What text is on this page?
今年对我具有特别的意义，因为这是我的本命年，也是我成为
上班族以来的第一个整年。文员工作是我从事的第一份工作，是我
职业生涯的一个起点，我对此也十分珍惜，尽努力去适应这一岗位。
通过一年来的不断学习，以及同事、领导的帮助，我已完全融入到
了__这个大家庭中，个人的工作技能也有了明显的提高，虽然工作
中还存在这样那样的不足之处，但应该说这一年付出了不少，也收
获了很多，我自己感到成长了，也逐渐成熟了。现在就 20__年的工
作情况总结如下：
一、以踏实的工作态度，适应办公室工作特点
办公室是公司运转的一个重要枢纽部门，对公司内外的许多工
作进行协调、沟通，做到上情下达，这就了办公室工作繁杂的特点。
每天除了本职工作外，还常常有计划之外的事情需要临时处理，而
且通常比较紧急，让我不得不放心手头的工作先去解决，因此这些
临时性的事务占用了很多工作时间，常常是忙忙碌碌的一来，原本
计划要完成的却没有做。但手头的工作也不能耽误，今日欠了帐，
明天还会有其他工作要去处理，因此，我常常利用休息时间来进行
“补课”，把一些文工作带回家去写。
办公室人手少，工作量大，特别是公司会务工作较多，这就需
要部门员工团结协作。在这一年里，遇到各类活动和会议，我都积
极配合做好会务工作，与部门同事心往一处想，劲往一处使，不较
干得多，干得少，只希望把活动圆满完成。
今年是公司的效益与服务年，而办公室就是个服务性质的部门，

____

* _Job_: Extract the listing in its entirety, matching it exactly.

* _Task response_:
What text is on this page?
今年对我具有特别的意义，因为这是我的本命年，也是我成为
上班族以来的第一个整年。文员工作是我从事的第一份工作，是我
职业生涯的一个起点，我对此也十分珍惜，尽努力去适应这一岗位。
通过一年来的不断学习，以及同事、领导的帮助，我已完全融入到
了__这个大家庭中，个人的工作技能也有了明显的提高，虽然工作
中还存在这样那样的不足之处，但应该说这一年付出了不少，也收
获了很多，我自己感到成长了，也逐渐成熟了。现在就 20__年的工
作情况总结如下：
一、以踏实的工作态度，适应办公室工作特点
办公室是公司运转的一个重要枢纽部门，对公司内外的许多工
作进行协调、沟通，做到上情下达，这就了办公室工作繁杂的特点。
每天除了本职工作外，还常常有计划之外的事情需要临时处理，而
且通常比较紧急，让我不得不放心手头的工作先去解决，因此这些
临时性的事务占用了很多工作时间，常常是忙忙碌碌的一来，原本
计划要完成的却没有做。但手头的工作也不能耽误，今日欠了帐，
明天还会有其他工作要去处理，因此，我常常利用休息时间来进行
“补课”，把一些文工作带回家去写。
办公室人手少，工作量大，特别是公司会务工作较多，这就需
要部门员工团结协作。在这一年里，遇到各类活动和会议，我都积
极配合做好会务工作，与部门同事心往一处想，劲往一处使，不较
干得多，干得少，只希望把活动圆满完成。
今年是公司的效益与服务年，而办公室就是个服务性质的部门，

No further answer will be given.